Find the lines holding the word "title" and collect them.

>> START INFORMATION GIVEN

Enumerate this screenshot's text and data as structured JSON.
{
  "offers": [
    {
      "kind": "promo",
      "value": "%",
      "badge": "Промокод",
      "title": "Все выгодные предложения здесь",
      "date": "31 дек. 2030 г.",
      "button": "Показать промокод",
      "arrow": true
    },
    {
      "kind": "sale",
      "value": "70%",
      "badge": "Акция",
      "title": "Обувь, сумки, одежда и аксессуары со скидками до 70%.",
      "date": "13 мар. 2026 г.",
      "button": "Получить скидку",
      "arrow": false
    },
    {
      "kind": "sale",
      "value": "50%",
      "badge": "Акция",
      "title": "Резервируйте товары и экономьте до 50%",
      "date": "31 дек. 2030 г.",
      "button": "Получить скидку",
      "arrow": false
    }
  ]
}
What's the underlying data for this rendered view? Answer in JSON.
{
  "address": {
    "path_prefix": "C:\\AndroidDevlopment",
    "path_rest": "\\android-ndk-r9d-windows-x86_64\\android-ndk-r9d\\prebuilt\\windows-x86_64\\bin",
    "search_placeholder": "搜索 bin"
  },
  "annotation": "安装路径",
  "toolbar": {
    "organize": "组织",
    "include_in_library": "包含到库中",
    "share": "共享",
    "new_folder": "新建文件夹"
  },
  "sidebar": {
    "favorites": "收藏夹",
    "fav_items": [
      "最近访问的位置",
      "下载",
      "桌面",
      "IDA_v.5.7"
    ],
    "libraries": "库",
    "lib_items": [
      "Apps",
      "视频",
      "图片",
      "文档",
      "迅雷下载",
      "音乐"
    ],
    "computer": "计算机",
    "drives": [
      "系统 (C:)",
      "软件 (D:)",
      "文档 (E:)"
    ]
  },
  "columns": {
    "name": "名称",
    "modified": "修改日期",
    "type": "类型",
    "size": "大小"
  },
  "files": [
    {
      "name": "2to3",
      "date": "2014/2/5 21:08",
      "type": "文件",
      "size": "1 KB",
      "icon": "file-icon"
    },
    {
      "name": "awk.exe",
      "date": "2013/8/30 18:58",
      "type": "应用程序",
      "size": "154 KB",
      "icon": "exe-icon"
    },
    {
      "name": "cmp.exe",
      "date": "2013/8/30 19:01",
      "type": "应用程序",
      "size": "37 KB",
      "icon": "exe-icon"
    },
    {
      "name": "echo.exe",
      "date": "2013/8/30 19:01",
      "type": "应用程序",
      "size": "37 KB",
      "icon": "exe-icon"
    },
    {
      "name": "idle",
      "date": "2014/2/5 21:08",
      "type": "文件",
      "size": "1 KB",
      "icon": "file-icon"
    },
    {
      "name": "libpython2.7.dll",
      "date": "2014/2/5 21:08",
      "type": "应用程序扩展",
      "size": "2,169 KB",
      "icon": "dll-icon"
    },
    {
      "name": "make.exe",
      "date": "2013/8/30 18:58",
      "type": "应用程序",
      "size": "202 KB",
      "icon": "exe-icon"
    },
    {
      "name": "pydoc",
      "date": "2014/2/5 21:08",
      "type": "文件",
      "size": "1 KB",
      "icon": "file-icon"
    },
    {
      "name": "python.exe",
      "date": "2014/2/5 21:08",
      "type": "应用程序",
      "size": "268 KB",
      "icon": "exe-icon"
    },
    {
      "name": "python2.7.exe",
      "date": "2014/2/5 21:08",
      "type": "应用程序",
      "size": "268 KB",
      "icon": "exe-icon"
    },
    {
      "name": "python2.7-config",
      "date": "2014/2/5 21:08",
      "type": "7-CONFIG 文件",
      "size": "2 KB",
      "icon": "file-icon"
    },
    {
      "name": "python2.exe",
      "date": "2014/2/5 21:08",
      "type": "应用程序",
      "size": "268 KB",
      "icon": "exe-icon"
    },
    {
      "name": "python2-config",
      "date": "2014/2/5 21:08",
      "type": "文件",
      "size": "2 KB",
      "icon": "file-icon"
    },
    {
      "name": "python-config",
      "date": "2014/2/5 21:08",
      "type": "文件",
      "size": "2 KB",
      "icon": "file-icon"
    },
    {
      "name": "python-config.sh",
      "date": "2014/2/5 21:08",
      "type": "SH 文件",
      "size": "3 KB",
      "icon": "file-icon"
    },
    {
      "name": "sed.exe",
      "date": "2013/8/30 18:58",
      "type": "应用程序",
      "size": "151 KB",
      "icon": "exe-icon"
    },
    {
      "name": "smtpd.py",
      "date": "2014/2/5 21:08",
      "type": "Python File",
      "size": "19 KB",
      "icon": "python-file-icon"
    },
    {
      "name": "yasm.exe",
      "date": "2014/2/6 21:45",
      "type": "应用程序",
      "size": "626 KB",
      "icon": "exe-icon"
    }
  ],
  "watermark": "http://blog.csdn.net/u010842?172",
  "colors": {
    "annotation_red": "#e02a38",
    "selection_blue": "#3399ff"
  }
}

>> END INFORMATION GIVEN

> [RESULT FOR THIS TASK]
      "title": "Все выгодные предложения здесь",
      "title": "Обувь, сумки, одежда и аксессуары со скидками до 70%.",
      "title": "Резервируйте товары и экономьте до 50%",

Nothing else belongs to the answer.